TASK REQUIREMENTS
Please rewrite the rows below as a numbered list, starting at the line with "like-icon [494, 555, 528, 589]" and ending at the line with "tweet-header: Birgit Hebein", both included. Leave out any blank lines.

Items from a dataset:
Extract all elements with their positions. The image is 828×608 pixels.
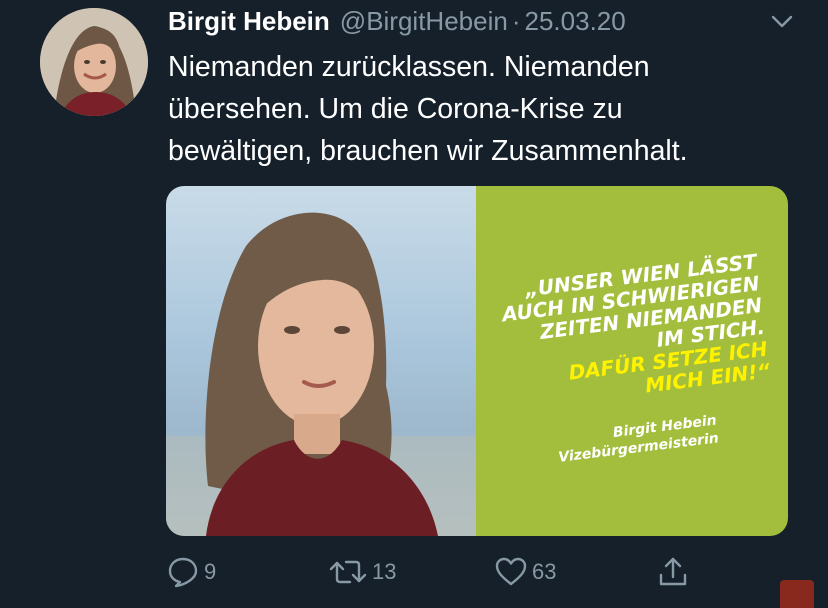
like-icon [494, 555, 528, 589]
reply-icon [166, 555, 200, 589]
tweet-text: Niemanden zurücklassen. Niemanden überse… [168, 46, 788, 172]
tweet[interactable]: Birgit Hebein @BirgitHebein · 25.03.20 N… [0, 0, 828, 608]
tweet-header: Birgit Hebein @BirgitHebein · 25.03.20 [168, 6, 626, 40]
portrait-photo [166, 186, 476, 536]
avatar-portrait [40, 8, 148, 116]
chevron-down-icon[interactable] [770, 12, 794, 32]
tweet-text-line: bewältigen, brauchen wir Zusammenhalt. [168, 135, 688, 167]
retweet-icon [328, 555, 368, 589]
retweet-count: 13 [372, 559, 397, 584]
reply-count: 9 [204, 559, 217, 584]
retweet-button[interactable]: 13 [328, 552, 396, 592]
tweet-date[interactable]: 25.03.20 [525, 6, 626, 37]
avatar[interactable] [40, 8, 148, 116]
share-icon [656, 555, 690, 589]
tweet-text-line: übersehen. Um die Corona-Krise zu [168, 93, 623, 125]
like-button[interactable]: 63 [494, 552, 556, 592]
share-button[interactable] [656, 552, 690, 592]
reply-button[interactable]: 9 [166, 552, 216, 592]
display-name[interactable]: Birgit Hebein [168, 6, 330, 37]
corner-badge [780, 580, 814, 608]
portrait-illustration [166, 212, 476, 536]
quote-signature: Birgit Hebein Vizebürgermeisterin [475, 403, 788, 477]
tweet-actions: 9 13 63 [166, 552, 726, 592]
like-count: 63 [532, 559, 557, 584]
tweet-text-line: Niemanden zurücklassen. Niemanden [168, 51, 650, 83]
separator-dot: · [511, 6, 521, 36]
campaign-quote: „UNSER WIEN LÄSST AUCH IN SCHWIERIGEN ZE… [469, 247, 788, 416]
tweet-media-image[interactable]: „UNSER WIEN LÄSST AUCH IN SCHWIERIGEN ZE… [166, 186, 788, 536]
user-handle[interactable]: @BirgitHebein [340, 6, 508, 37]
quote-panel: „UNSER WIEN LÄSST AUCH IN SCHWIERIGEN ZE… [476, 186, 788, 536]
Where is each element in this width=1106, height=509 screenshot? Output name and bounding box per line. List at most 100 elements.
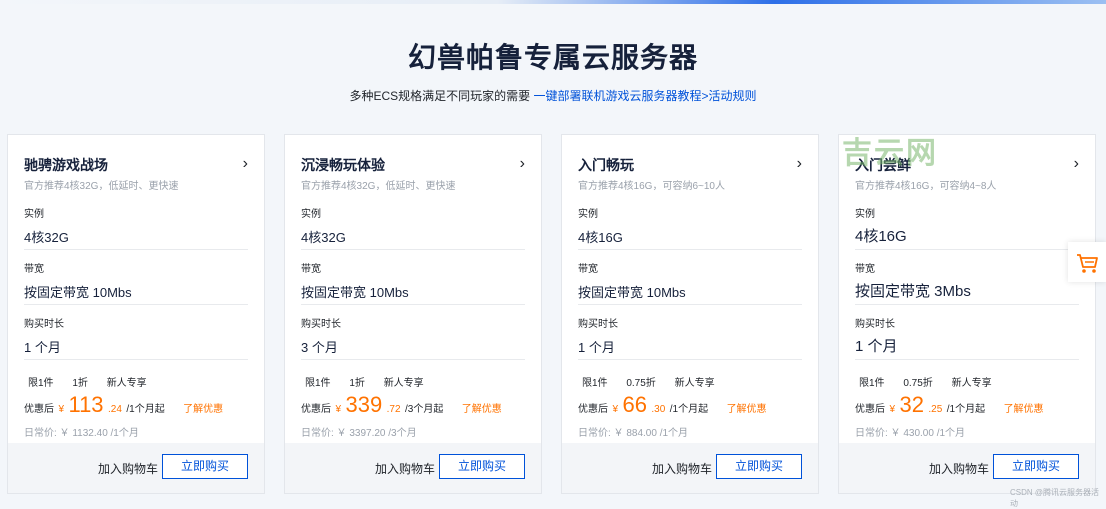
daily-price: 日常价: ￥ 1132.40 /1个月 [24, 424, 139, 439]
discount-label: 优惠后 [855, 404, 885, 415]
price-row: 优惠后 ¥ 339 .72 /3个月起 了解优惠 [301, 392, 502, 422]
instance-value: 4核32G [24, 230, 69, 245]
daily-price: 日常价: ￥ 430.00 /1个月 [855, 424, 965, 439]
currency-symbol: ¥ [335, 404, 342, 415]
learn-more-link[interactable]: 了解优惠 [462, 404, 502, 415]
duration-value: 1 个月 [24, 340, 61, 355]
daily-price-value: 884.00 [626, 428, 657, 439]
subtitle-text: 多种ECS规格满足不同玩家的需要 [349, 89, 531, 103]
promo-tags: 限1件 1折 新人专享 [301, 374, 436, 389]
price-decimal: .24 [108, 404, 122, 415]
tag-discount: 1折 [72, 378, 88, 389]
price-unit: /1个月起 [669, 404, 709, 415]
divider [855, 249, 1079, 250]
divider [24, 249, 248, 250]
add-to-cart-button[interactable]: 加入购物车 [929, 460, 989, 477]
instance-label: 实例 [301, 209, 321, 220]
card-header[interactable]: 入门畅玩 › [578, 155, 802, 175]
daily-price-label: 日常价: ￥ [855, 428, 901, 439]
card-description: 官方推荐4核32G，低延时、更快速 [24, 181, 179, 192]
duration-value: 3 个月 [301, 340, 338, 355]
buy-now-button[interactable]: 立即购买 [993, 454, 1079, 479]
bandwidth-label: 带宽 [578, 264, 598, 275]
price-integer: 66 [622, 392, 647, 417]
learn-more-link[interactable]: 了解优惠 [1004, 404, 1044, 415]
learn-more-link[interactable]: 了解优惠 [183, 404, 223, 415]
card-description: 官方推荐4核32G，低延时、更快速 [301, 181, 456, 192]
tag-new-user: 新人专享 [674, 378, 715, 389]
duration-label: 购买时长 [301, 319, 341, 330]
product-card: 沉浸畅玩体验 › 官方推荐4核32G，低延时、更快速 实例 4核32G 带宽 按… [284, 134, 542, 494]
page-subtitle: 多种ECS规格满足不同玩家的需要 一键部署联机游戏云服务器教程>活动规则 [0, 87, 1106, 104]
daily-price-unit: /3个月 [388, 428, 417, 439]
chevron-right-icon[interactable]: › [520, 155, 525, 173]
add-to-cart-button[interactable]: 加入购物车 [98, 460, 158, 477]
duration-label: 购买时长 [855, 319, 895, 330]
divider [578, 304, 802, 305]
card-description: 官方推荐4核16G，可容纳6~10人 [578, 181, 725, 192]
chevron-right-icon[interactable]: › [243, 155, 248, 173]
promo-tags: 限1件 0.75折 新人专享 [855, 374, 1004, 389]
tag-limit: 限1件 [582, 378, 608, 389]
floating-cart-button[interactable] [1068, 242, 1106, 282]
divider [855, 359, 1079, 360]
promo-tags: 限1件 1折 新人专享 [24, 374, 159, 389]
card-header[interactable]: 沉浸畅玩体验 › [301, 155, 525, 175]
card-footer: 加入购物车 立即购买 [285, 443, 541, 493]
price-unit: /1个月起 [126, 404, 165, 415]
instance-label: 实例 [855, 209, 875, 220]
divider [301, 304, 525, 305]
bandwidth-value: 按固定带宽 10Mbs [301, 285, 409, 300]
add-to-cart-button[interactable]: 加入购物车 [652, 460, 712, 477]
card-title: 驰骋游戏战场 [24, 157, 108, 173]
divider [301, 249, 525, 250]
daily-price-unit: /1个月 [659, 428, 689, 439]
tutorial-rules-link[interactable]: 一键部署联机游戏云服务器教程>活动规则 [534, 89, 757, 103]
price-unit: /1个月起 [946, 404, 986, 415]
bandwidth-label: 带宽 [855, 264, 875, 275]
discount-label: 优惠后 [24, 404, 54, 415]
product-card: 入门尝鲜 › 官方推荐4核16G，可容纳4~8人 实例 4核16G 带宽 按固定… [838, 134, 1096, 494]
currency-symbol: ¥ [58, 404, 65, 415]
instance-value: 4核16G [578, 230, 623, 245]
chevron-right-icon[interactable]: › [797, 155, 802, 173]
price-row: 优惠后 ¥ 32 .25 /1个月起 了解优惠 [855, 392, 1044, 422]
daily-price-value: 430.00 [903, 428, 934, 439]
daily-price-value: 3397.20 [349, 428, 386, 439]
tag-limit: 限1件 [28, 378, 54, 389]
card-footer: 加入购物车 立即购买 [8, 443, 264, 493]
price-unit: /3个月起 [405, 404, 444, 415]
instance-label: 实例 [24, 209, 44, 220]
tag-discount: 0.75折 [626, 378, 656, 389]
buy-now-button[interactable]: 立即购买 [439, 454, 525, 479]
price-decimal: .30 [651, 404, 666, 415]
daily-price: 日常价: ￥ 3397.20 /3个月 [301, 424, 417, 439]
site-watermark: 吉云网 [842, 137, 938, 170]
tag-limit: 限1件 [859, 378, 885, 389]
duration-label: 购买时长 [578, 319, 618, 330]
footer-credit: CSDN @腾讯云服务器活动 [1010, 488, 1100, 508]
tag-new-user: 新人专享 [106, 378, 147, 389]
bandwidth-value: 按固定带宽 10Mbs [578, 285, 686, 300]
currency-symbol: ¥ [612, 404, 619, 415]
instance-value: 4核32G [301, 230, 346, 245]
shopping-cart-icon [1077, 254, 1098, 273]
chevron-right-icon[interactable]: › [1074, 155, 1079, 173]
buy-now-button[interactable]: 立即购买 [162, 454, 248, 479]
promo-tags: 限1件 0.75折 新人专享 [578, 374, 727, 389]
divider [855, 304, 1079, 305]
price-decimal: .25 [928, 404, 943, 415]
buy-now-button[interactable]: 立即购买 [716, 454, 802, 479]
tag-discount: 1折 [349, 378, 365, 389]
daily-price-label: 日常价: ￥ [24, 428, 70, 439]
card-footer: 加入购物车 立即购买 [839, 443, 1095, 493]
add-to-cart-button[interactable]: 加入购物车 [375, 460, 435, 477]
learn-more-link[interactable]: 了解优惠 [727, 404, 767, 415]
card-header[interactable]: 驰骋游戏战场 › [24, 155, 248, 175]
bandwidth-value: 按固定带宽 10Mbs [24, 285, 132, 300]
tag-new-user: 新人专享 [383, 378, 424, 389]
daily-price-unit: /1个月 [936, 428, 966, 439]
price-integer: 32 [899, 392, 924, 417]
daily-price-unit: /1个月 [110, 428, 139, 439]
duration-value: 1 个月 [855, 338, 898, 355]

--

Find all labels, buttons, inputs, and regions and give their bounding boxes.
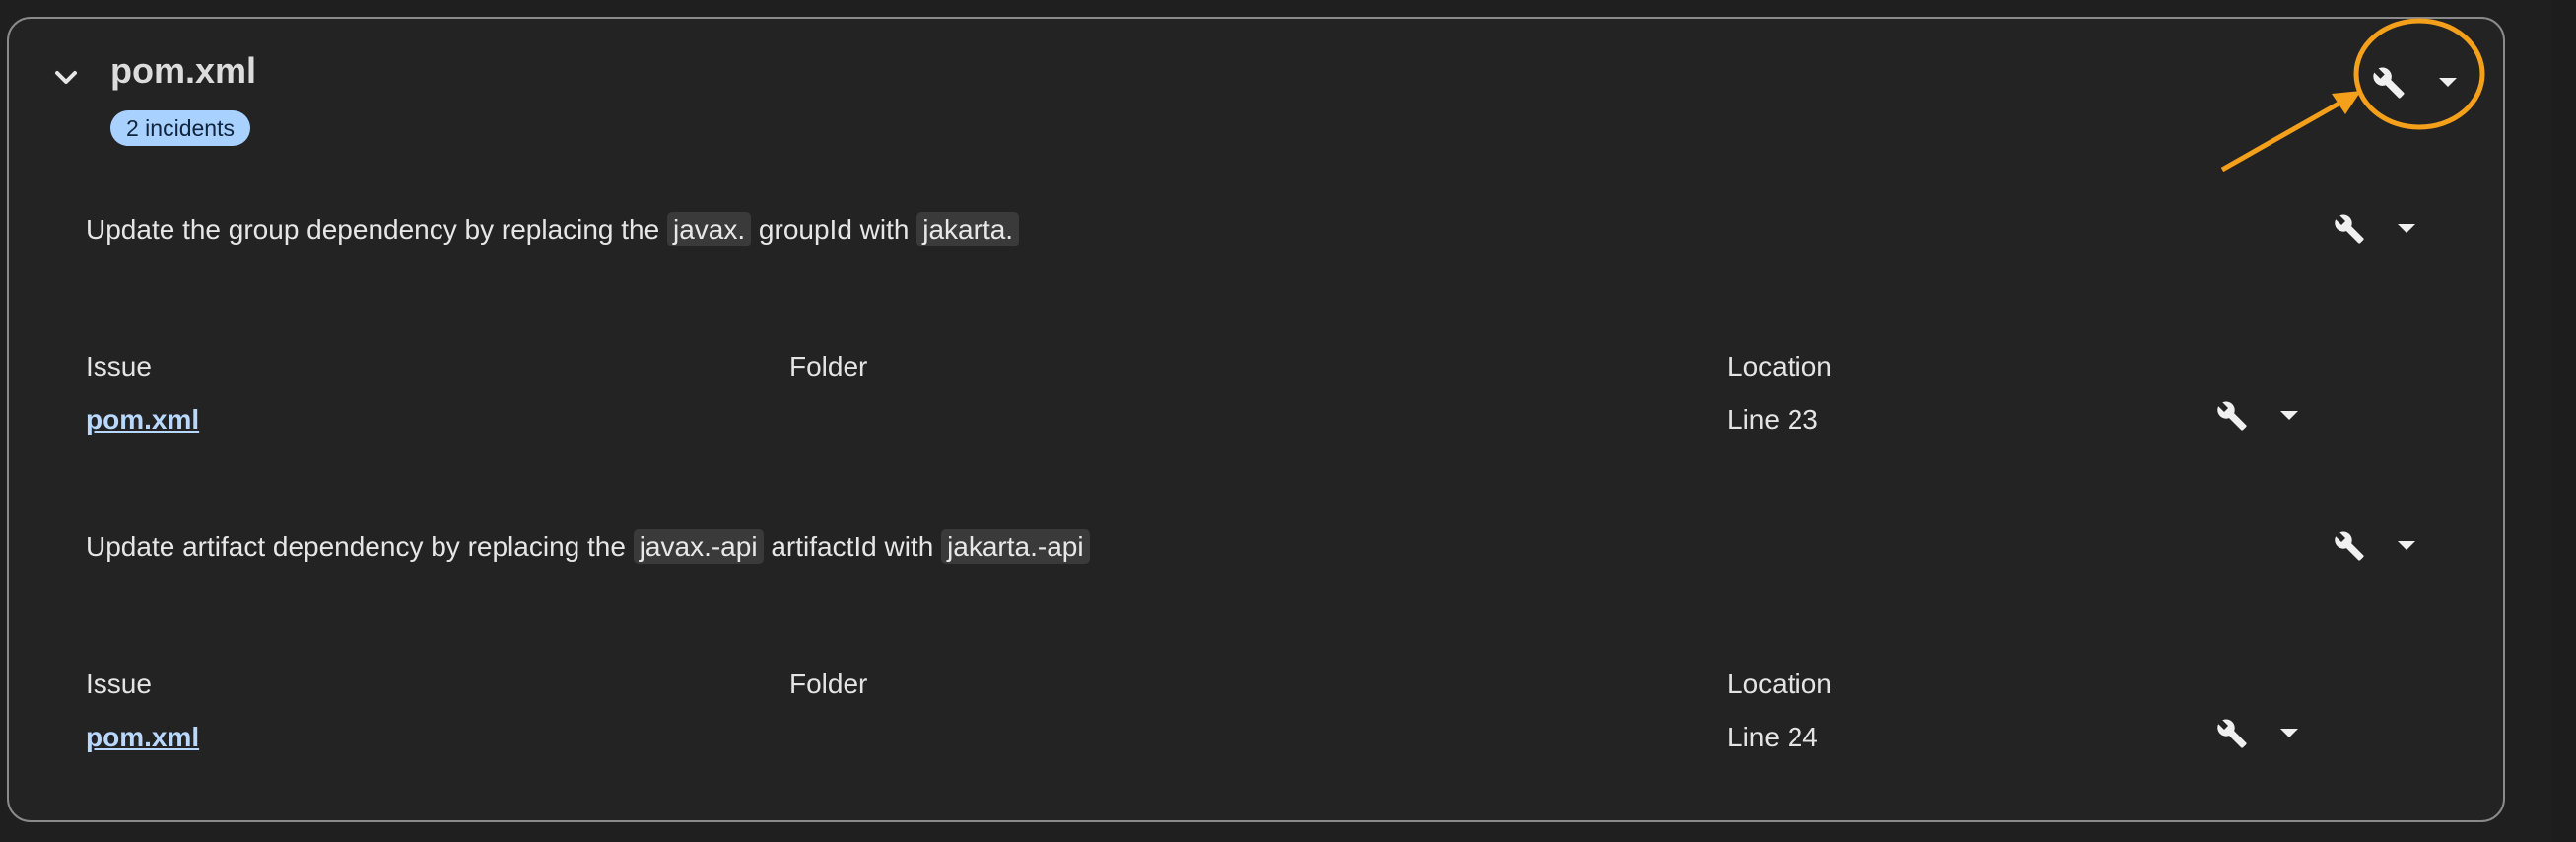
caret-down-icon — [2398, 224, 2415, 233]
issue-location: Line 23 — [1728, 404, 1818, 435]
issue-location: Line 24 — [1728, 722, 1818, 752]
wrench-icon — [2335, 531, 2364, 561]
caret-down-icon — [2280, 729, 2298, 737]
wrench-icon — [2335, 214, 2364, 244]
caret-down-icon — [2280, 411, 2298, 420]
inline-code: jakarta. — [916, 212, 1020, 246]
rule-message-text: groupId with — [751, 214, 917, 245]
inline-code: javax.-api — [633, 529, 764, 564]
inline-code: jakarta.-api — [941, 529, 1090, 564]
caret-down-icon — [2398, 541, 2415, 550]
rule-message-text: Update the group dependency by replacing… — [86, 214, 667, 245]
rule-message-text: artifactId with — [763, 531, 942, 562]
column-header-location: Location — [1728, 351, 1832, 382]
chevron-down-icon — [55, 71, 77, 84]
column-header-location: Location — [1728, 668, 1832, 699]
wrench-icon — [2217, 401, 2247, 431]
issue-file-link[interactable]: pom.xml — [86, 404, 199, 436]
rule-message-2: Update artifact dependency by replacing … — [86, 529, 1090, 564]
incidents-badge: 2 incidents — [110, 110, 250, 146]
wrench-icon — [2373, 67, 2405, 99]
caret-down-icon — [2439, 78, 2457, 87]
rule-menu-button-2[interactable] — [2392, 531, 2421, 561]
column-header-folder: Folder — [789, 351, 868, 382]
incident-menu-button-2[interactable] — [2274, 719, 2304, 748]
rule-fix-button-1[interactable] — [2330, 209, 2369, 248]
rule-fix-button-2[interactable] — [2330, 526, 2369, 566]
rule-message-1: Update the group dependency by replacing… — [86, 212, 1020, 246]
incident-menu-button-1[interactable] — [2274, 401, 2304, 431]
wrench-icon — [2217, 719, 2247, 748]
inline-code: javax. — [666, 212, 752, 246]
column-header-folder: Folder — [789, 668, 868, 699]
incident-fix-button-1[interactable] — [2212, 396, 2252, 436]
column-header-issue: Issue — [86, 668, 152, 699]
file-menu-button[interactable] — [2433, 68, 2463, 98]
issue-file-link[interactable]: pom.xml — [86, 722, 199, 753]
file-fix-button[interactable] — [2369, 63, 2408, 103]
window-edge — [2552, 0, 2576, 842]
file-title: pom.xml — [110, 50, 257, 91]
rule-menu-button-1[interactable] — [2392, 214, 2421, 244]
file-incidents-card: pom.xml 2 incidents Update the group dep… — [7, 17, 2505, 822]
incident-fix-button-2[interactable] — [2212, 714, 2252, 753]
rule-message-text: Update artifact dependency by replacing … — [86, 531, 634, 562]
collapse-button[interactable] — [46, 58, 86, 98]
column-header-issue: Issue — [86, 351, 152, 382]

EXERCISE SOLUTION
1. like-icon [494, 555, 528, 589]
2. reply-icon [166, 555, 200, 589]
3. tweet-text: Niemanden zurücklassen. Niemanden überse… [168, 46, 788, 172]
4. tweet[interactable]: Birgit Hebein @BirgitHebein · 25.03.20 N… [0, 0, 828, 608]
5. tweet-header: Birgit Hebein @BirgitHebein · 25.03.20 [168, 6, 626, 40]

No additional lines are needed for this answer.